_Stated goal_:
Copy every line of the entries that includes the word "Urbanisation".
─── Dataset rows
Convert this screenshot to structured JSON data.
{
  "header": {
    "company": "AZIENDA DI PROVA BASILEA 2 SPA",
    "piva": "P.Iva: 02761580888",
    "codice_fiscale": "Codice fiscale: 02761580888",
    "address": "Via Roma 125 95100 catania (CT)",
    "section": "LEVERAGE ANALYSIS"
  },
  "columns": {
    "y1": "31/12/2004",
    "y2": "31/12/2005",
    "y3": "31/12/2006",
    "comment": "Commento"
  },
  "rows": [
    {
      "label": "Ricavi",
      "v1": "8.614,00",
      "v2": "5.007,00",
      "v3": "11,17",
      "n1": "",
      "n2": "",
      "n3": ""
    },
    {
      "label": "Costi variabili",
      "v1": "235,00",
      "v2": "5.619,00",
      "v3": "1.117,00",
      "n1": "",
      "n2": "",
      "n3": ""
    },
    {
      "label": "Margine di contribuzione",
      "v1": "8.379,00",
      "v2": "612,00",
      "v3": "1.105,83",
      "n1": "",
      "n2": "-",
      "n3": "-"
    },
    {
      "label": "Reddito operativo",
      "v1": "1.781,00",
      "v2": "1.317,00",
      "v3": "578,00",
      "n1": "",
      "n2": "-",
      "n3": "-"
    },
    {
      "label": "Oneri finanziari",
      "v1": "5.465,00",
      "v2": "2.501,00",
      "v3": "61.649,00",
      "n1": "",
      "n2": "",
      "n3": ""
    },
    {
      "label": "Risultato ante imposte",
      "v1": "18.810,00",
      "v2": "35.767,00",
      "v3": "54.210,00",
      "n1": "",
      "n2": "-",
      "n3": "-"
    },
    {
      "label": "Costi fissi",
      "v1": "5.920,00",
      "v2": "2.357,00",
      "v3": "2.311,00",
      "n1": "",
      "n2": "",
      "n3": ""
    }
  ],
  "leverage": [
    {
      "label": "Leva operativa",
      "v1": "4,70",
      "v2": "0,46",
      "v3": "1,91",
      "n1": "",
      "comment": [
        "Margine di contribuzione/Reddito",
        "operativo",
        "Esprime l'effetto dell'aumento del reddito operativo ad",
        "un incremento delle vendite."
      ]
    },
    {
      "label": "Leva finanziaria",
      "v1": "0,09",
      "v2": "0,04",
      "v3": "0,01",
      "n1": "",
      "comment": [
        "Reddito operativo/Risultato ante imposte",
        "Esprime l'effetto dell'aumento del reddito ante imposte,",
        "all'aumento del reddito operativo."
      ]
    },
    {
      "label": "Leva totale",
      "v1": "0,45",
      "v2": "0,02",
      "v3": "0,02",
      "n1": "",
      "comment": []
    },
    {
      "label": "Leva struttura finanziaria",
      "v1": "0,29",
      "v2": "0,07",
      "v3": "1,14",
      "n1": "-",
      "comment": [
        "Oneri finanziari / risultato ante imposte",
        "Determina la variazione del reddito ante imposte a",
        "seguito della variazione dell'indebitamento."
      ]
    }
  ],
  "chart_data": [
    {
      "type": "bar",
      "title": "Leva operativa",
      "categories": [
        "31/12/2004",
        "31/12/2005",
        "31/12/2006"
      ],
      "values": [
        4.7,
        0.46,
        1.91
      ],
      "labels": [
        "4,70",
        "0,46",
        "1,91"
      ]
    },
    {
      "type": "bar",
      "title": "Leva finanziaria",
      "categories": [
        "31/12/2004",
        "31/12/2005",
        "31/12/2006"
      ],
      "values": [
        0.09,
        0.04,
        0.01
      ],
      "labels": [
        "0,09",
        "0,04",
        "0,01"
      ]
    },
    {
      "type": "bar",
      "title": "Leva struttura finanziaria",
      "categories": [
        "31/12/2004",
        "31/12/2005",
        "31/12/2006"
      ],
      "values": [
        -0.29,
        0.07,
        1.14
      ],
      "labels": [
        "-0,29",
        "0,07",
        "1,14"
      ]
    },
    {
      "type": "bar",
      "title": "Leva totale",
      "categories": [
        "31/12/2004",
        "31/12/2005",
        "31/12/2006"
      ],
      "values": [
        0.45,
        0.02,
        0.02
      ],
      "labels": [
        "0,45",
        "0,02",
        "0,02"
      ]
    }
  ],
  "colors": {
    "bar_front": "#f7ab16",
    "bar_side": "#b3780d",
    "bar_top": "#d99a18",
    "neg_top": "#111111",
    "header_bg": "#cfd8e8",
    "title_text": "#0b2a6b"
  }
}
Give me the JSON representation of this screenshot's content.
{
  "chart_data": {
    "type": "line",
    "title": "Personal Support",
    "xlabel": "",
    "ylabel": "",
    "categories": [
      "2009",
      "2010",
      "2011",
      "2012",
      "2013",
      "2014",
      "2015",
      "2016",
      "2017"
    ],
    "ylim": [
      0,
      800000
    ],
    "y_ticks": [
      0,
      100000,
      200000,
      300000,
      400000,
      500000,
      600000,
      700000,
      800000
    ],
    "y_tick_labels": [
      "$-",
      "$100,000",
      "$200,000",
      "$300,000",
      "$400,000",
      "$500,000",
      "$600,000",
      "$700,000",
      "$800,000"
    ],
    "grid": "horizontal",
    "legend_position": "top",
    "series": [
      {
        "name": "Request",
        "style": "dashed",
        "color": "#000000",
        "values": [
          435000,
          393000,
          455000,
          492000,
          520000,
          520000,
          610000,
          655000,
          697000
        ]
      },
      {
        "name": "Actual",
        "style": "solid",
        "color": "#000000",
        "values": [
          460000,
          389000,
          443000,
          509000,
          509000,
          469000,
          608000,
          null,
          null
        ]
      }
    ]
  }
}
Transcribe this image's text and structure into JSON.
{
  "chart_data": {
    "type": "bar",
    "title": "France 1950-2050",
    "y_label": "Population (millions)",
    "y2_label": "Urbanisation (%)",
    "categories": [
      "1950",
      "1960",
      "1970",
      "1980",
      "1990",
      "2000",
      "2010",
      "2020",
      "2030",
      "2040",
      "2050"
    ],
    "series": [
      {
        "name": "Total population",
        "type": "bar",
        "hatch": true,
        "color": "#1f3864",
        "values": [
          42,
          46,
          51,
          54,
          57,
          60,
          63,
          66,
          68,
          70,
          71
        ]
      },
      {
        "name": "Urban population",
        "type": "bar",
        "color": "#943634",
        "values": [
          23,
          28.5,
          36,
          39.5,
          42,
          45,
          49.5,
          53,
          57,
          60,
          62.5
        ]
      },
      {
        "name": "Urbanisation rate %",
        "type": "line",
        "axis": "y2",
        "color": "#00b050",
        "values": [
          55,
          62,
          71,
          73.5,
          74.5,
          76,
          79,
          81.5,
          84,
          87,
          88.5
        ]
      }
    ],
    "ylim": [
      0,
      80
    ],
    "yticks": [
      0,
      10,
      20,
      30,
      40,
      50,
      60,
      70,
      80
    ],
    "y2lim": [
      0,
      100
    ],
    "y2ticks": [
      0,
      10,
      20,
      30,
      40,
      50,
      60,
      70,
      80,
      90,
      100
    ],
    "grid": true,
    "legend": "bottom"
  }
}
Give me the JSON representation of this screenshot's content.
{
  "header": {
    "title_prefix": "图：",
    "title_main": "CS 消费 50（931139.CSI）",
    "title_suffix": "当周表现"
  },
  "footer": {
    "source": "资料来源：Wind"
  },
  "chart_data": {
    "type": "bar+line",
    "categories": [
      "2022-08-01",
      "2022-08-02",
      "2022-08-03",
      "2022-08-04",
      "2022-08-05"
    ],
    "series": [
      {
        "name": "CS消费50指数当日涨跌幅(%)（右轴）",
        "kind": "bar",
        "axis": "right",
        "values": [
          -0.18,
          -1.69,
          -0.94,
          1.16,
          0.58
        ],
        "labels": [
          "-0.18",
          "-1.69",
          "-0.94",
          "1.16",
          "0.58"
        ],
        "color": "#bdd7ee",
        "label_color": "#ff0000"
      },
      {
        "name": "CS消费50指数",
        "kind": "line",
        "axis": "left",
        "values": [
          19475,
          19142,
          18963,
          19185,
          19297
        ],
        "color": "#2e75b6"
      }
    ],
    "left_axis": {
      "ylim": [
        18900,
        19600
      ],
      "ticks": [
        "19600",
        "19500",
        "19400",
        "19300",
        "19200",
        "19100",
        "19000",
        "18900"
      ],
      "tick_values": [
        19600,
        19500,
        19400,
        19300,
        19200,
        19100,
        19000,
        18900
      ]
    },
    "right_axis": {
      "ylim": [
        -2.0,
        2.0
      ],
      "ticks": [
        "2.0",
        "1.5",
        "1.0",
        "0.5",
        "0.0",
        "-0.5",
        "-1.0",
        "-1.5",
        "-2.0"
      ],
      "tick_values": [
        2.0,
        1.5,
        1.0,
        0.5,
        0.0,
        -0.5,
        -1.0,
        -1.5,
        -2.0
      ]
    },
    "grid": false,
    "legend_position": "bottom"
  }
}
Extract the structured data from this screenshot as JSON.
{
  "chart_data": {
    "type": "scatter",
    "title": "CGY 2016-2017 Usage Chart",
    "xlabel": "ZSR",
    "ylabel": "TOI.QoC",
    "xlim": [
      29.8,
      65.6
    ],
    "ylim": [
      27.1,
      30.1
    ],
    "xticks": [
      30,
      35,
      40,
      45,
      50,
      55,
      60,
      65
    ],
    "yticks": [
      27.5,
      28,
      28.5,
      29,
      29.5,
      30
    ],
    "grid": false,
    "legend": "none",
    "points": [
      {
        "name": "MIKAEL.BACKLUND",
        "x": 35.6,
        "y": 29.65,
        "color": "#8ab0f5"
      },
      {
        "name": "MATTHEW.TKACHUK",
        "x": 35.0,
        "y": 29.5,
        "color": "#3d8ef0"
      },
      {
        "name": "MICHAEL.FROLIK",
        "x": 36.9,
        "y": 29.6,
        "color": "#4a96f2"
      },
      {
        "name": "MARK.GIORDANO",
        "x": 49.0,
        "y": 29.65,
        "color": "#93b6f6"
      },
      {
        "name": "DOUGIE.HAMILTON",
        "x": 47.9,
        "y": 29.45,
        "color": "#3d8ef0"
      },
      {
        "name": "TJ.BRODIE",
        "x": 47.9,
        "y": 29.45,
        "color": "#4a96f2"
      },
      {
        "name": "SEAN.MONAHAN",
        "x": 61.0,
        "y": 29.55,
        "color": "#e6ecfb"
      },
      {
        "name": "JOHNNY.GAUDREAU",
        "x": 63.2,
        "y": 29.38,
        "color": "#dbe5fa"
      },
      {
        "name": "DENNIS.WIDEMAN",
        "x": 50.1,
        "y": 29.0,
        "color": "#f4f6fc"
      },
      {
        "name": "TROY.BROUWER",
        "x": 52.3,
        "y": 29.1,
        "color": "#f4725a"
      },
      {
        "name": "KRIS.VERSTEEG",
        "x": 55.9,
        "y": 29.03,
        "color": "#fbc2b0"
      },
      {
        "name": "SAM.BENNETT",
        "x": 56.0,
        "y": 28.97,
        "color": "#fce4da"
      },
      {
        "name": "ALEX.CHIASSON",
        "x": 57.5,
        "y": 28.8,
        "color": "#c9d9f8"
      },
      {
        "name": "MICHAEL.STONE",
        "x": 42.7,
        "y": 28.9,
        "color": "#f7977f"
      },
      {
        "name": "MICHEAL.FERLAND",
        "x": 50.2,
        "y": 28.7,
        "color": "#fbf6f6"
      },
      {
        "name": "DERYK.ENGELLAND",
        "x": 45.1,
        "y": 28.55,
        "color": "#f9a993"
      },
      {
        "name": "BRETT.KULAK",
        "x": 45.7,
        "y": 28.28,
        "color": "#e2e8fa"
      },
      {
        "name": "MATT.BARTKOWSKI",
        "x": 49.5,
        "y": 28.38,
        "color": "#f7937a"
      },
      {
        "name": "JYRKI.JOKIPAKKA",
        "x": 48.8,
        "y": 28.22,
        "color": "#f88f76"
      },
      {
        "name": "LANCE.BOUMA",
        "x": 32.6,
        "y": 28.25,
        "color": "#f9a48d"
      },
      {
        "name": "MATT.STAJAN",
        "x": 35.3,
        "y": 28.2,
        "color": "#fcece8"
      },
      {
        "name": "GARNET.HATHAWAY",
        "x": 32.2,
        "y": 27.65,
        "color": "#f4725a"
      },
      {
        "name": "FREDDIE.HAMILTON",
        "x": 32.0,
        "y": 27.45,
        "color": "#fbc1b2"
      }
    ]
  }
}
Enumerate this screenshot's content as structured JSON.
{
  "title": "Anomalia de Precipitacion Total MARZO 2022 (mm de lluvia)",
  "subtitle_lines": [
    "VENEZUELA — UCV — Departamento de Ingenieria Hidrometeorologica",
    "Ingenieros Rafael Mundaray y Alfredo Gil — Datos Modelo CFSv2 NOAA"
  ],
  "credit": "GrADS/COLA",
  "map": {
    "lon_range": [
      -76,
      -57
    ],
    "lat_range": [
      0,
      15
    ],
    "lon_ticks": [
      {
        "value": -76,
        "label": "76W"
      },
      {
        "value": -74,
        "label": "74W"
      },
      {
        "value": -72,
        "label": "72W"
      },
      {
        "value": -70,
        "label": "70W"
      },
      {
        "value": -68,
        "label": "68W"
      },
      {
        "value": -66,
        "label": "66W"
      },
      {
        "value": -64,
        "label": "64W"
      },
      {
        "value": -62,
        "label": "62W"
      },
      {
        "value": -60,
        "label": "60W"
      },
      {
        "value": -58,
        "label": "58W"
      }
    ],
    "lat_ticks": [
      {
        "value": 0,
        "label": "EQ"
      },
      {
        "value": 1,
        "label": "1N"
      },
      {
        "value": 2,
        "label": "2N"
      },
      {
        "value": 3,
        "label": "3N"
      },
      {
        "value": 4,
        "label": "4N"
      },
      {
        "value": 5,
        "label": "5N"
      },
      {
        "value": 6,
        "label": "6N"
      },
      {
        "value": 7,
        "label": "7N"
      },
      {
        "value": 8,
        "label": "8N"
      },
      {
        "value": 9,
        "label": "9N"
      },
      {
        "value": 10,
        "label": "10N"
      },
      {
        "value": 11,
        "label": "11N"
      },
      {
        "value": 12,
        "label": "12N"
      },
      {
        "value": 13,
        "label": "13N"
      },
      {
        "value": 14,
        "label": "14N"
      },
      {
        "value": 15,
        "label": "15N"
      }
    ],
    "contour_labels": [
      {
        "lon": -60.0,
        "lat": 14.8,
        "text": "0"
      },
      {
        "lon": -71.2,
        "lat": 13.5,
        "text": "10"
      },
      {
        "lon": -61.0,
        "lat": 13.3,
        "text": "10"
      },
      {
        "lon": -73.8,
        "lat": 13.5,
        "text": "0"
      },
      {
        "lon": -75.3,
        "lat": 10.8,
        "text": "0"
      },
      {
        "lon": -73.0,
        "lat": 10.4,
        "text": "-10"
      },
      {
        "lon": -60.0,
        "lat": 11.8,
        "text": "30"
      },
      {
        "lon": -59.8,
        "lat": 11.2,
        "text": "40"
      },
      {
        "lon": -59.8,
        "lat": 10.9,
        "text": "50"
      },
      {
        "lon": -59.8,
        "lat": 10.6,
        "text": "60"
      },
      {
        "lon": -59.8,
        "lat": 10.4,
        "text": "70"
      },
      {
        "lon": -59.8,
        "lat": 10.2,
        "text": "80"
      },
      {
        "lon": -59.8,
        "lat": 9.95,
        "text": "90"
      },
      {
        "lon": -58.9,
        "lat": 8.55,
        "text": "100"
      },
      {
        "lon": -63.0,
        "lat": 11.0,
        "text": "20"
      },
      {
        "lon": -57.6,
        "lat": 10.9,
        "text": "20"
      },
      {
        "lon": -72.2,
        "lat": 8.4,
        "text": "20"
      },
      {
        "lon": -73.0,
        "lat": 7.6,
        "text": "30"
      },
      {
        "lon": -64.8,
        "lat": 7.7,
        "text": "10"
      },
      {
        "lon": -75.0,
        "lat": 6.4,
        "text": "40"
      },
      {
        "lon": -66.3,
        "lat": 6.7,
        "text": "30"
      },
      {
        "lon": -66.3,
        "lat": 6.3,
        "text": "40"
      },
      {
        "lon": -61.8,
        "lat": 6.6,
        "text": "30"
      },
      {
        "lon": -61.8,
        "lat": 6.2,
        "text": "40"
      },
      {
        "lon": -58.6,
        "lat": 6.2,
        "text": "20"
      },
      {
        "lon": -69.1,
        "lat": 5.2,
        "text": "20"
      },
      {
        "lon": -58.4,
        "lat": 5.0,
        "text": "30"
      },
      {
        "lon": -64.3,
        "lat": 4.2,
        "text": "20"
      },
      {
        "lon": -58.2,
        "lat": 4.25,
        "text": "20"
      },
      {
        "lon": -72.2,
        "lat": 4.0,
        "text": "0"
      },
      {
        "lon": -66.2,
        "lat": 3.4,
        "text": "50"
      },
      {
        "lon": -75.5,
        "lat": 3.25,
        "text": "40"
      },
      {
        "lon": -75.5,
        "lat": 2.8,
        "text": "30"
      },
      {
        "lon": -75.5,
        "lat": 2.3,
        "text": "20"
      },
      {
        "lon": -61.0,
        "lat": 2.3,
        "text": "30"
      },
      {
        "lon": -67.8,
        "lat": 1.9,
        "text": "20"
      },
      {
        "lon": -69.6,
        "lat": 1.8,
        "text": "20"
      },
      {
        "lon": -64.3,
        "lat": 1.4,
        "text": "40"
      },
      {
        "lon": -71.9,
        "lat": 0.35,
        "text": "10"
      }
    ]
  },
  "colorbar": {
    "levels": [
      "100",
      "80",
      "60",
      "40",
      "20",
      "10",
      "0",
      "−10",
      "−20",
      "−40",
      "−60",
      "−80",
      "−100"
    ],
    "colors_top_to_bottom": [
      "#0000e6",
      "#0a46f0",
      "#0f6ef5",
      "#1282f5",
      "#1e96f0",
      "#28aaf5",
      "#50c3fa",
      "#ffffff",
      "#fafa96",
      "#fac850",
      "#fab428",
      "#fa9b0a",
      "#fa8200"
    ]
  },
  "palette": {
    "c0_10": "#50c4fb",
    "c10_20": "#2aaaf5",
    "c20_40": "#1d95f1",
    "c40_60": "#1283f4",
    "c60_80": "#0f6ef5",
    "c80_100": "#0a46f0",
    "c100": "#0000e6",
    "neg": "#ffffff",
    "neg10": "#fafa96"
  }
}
──────
_Output of the task_:
    "y2_label": "Urbanisation (%)",
        "name": "Urbanisation rate %",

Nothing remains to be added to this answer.